#### WRITTEN TASK
Each entry that follows is to be retyped exactly. Pictures do not belong in the copy.

(Records from a dataset)
BEGIN
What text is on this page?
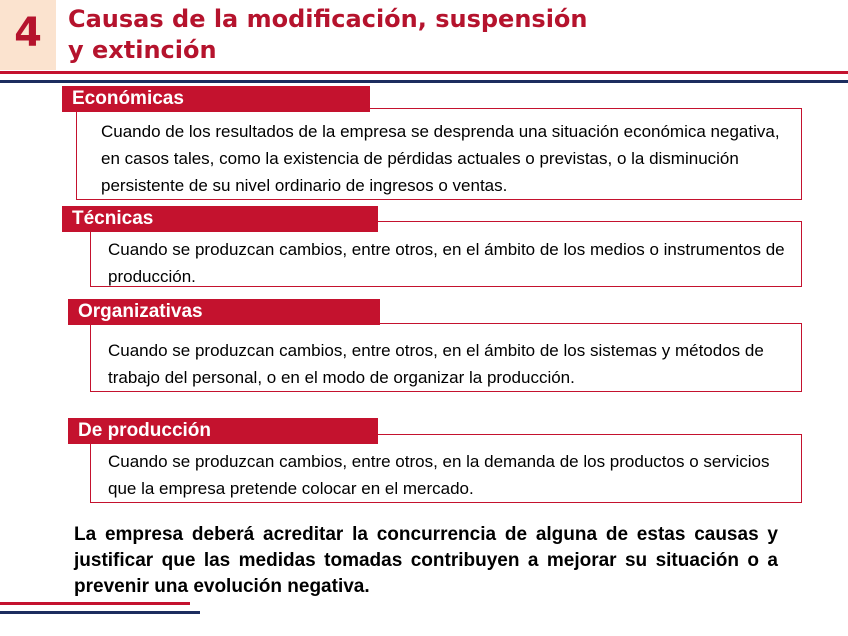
4	Causas de la modificación, suspensión
y extinción
Económicas
Cuando de los resultados de la empresa se desprenda una situación económica negativa, en casos tales, como la existencia de pérdidas actuales o previstas, o la disminución persistente de su nivel ordinario de ingresos o ventas.
Técnicas
Cuando se produzcan cambios, entre otros, en el ámbito de los medios o instrumentos de producción.
Organizativas
Cuando se produzcan cambios, entre otros, en el ámbito de los sistemas y métodos de trabajo del personal, o en el modo de organizar la producción.
De producción
Cuando se produzcan cambios, entre otros, en la demanda de los productos o servicios que la empresa pretende colocar en el mercado.
La empresa deberá acreditar la concurrencia de alguna de estas causas y justificar que las medidas tomadas contribuyen a mejorar su situación o a prevenir una evolución negativa.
END
#### SOLUTION TO THIS PROBLEM
What text is on this page?
4	Causas de la modificación, suspensión
y extinción
Económicas
Cuando de los resultados de la empresa se desprenda una situación económica negativa, en casos tales, como la existencia de pérdidas actuales o previstas, o la disminución persistente de su nivel ordinario de ingresos o ventas.
Técnicas
Cuando se produzcan cambios, entre otros, en el ámbito de los medios o instrumentos de producción.
Organizativas
Cuando se produzcan cambios, entre otros, en el ámbito de los sistemas y métodos de trabajo del personal, o en el modo de organizar la producción.
De producción
Cuando se produzcan cambios, entre otros, en la demanda de los productos o servicios que la empresa pretende colocar en el mercado.
La empresa deberá acreditar la concurrencia de alguna de estas causas y justificar que las medidas tomadas contribuyen a mejorar su situación o a prevenir una evolución negativa.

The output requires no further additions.